-------- Texto --------
¡Esto es demasiado! Rechaza visitas que convierten su hogar en albergue gratuito

—¡Esto ya es el colmo! —Marina se negó a recibir a unos invitados que convirtieron su piso en una pensión gratis.

A veces la vida te lanza historias que parecen sacadas de un guion de comedia, aunque lo gracioso solo lo vean los demás. Al protagonista, desde luego, no le hace ni pizca de gracia. Algo así me contó hace poco mi vecina del edificio, Marina, una mujer menuda y tranquila de unos treinta y cinco años. A primera vista, un dechado de elegancia, pero como se vio, ni a los más pacientes se les puede estirar la paciencia como un chicle.

Antes vivía en Zaragoza, trabajaba en la biblioteca municipal y se movía en un círculo de conocidos variopintos pero simpáticos. Uno de ellos era Alejandro, un tipo divertido y juerguista con el que a veces coincidía tomando algo. No eran amigos, solo conocidos de andar por casa. Luego, Marina se mudó a Madrid, encontró un buen trabajo y montó un piso acogedor en el barrio de Chamberí, dejando atrás a esos “amigos” del pasado.
-------- Listado de datos --------
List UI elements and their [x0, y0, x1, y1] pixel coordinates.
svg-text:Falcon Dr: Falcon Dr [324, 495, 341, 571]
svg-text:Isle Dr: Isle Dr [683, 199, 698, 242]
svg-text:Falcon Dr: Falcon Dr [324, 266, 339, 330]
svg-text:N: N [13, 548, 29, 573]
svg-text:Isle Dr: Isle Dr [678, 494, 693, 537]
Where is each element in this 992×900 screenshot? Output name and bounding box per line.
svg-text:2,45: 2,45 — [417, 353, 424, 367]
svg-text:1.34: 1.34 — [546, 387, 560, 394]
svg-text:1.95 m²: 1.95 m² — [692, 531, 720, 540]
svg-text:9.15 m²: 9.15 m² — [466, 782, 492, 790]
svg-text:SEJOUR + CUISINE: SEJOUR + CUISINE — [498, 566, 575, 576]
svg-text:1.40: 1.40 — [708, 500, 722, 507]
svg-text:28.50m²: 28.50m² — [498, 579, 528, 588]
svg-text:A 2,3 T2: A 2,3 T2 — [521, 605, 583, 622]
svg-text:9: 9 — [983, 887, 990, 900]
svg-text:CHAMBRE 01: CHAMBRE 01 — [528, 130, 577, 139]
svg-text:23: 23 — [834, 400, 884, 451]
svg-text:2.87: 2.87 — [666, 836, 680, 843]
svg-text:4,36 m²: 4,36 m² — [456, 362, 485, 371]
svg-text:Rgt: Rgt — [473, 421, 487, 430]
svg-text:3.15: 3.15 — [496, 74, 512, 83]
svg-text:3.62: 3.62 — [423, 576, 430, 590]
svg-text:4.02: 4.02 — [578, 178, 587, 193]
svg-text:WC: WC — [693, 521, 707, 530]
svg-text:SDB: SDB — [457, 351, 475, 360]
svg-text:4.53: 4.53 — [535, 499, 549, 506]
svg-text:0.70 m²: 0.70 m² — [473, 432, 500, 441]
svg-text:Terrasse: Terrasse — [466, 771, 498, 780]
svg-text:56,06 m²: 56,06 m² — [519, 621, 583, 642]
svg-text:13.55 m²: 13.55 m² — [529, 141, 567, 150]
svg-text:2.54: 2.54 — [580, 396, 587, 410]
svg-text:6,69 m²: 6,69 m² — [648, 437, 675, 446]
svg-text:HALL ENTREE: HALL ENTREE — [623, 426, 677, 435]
--------
** Preguntas de estudio **
**1)** Indica si cada afirmación coincide con el relato sobre Marina y responde sí o no, citando las palabras exactas que lo deciden. (a) Marina tiene unos treinta y cinco años. (b) Marina y Alejandro eran amigos íntimos. (c) En Zaragoza, Marina trabajaba en un hospital.
**2)** Enumera todos los lugares geográficos (ciudades o barrios) que se nombran en el relato sobre Marina.
**3)** Retoma el relato sobre Marina justo después de la última oración y continúa la narración.

** Respuestas **
**1)**
(a) Sí: "una mujer menuda y tranquila de unos treinta y cinco años".
(b) No: "No eran amigos, solo conocidos de andar por casa."
(c) No: "trabajaba en la biblioteca municipal".

**2)** Zaragoza, Madrid, barrio de Chamberí

**3)**
Hasta que un día… Alejandro reapareció en su vida.

Pasaron los años, él se había casado, divorciado y vuelto a casar. Se cruzaron por casualidad durante unas vacaciones en Marbella. Resultó que Alejandro no estaba con su nueva esposa, sino… solo. Marina no indagó demasiado —no le interesaba—, pero él no paraba de preguntarle por su vida, su trabajo, sus planes. Ella respondió con educación, pero sin entusiasmo.

Una semana después, la llamó:
—Oye, Lucía —su primera mujer— y yo estamos en Madrid. Hemos venido un par de días, ¿podemos quedarnos en tu casa?

Marina se quedó de piedra. Antes de que pudiera negarse con educación, a las tres horas estaban plantados en su puerta con las maletas. “Bueno —pensó—, un par de días, lo aguantaré”. Pero dos días se convirtieron en cinco… y luego en un “ya veremos”.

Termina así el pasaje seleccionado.